EXERCISE BRIEF
Search the material below for the word "median". Copy every line that has it.

EXCERPTED DATA
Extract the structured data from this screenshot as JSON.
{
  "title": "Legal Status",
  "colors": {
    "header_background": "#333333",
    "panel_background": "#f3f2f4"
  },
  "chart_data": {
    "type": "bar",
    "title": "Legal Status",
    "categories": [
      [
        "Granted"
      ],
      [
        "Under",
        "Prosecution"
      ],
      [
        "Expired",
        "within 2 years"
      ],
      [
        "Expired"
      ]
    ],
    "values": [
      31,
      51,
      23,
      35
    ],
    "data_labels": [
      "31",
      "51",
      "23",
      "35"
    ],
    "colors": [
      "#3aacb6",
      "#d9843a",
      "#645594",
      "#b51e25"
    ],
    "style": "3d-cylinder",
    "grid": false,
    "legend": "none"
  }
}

* * *

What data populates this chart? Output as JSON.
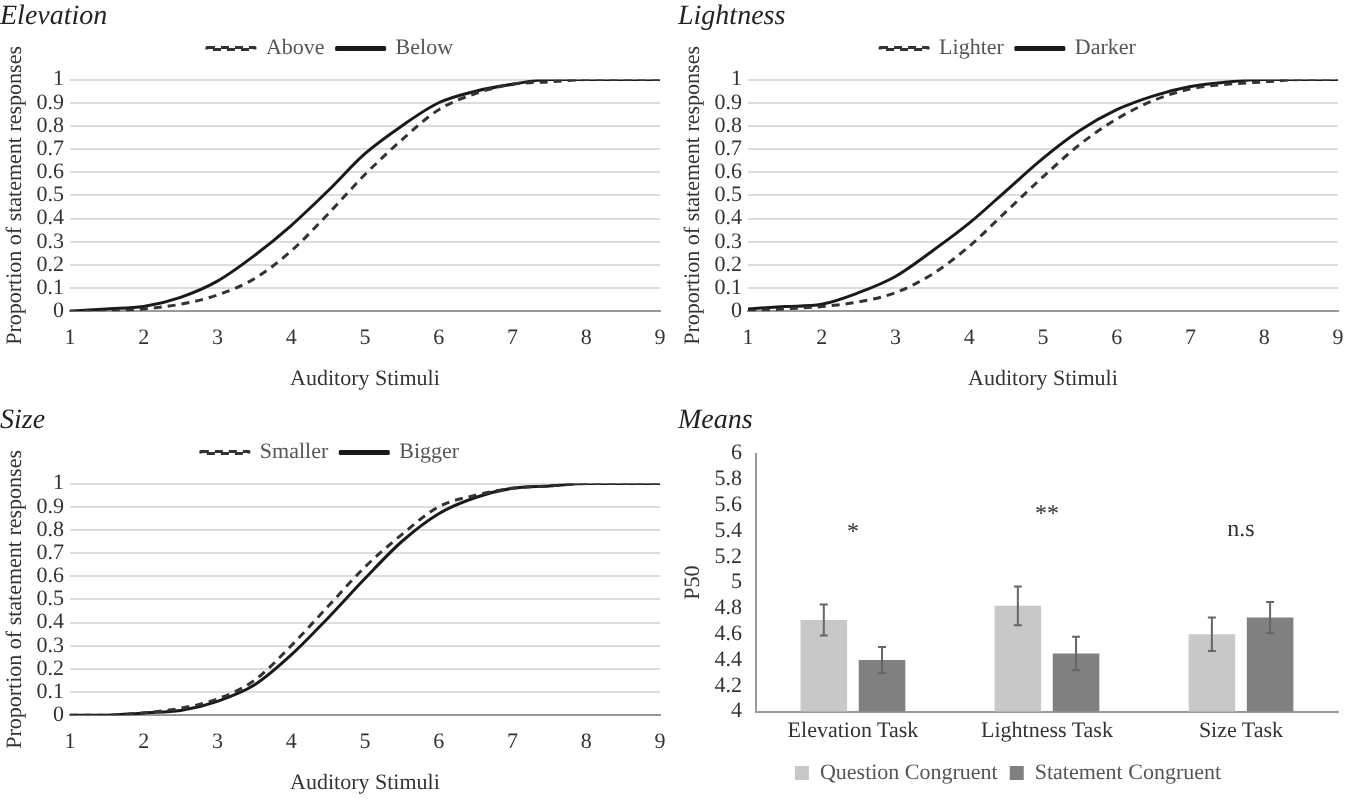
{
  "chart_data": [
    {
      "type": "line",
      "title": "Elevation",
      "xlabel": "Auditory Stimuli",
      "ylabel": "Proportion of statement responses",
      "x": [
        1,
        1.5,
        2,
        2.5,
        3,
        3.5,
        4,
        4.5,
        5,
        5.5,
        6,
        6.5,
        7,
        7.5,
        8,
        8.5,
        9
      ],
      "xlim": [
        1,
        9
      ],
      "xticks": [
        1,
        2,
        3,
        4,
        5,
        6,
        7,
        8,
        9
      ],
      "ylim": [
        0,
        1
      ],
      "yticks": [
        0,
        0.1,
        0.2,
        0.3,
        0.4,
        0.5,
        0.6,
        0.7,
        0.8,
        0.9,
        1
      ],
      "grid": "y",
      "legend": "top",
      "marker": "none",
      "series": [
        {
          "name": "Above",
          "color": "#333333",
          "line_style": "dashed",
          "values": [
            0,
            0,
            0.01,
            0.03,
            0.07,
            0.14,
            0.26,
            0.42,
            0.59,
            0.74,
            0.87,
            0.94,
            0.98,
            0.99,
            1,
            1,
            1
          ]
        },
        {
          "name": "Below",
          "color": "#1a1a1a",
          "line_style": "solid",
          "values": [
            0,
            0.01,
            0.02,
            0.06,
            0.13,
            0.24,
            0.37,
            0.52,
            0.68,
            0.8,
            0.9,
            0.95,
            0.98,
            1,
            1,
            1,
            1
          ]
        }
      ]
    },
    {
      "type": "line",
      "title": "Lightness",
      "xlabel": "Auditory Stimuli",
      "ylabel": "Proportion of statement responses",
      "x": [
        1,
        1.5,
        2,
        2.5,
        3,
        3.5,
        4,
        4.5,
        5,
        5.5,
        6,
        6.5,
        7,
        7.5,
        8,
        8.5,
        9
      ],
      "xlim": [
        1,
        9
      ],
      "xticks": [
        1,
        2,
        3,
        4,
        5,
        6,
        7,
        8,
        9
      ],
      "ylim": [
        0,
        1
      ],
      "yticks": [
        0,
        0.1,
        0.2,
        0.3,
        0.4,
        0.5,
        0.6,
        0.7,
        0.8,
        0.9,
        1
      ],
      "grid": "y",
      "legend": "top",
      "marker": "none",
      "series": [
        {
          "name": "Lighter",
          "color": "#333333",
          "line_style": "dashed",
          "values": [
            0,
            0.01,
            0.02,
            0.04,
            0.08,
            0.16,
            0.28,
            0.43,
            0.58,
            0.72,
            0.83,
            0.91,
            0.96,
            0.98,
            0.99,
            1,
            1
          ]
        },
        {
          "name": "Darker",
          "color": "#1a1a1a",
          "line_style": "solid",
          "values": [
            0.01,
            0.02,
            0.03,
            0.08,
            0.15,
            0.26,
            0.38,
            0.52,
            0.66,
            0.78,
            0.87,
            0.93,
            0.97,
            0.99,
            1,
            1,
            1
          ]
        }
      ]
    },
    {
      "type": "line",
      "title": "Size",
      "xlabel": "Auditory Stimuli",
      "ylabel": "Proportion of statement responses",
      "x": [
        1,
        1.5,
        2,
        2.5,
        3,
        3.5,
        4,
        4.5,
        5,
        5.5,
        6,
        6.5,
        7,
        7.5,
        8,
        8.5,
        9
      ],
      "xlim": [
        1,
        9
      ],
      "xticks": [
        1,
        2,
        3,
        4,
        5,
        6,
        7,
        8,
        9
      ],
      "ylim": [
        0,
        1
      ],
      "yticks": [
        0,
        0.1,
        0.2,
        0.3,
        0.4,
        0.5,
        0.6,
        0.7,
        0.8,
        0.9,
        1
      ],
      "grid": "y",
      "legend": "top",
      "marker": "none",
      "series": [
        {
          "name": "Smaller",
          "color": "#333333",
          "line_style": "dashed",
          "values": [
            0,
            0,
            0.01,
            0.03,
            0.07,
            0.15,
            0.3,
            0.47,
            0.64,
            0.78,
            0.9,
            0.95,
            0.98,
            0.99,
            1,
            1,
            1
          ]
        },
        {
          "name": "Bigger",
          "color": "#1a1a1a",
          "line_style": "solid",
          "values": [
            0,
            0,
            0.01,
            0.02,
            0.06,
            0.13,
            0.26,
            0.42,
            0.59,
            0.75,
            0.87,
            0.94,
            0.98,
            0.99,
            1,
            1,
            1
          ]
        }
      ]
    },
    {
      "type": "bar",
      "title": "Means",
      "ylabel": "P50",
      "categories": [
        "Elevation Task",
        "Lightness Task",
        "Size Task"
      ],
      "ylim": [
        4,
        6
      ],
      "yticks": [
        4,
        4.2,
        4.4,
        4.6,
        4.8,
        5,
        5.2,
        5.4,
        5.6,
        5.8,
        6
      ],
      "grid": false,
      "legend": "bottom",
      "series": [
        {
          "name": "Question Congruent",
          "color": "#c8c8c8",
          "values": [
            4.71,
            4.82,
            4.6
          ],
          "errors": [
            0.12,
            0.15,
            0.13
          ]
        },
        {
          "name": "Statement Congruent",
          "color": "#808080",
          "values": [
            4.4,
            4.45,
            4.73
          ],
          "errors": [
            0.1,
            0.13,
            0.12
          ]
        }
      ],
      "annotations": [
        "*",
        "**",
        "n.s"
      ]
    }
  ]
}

...

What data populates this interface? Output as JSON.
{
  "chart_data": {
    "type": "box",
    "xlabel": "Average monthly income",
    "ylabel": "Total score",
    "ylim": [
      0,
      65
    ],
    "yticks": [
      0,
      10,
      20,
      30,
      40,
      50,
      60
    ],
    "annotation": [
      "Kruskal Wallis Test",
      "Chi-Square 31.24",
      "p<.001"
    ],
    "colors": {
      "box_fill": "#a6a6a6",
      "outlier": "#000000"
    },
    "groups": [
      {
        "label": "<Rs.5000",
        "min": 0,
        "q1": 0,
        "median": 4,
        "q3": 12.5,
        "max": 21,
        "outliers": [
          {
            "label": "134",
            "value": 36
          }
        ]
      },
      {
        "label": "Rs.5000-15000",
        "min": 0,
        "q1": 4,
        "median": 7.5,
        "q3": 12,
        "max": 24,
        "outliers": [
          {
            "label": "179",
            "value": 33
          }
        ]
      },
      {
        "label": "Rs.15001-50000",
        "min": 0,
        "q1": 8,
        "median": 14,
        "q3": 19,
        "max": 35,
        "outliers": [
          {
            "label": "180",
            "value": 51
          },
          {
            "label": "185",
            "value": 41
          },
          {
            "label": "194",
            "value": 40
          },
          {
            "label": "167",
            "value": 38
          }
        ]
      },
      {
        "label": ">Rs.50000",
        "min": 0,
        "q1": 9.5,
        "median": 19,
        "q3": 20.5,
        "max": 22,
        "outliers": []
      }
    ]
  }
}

ANSWER TO THIS EXERCISE
        "median": 4,
        "median": 7.5,
        "median": 14,
        "median": 19,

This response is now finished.